Data for this exercise:

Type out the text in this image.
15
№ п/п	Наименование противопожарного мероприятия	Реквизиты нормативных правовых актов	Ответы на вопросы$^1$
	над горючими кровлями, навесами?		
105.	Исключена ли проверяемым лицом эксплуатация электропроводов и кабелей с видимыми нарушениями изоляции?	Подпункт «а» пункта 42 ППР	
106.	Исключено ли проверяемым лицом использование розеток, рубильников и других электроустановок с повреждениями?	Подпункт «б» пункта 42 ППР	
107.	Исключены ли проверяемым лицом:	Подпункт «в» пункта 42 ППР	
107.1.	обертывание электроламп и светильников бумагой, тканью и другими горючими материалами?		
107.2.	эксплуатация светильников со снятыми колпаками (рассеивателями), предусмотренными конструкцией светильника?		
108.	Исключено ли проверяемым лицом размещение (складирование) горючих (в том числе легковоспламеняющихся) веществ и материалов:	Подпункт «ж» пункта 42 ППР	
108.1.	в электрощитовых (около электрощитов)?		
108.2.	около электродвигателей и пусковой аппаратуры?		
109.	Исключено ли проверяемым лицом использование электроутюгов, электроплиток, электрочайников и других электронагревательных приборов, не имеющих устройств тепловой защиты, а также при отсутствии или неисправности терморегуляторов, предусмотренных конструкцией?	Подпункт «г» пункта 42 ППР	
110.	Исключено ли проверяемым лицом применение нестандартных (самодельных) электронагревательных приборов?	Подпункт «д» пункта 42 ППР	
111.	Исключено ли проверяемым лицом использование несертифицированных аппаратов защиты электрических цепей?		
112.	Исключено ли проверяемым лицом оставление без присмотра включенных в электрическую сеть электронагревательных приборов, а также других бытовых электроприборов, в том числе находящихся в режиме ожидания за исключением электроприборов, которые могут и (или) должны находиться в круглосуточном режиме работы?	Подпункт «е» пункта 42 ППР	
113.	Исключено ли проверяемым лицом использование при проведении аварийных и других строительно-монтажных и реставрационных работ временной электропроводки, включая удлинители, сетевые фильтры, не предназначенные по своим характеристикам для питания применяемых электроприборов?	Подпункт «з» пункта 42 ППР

What you should do: Only the number is wanted: count the lines of the records that hold the word "светильников".

Exercise result: 2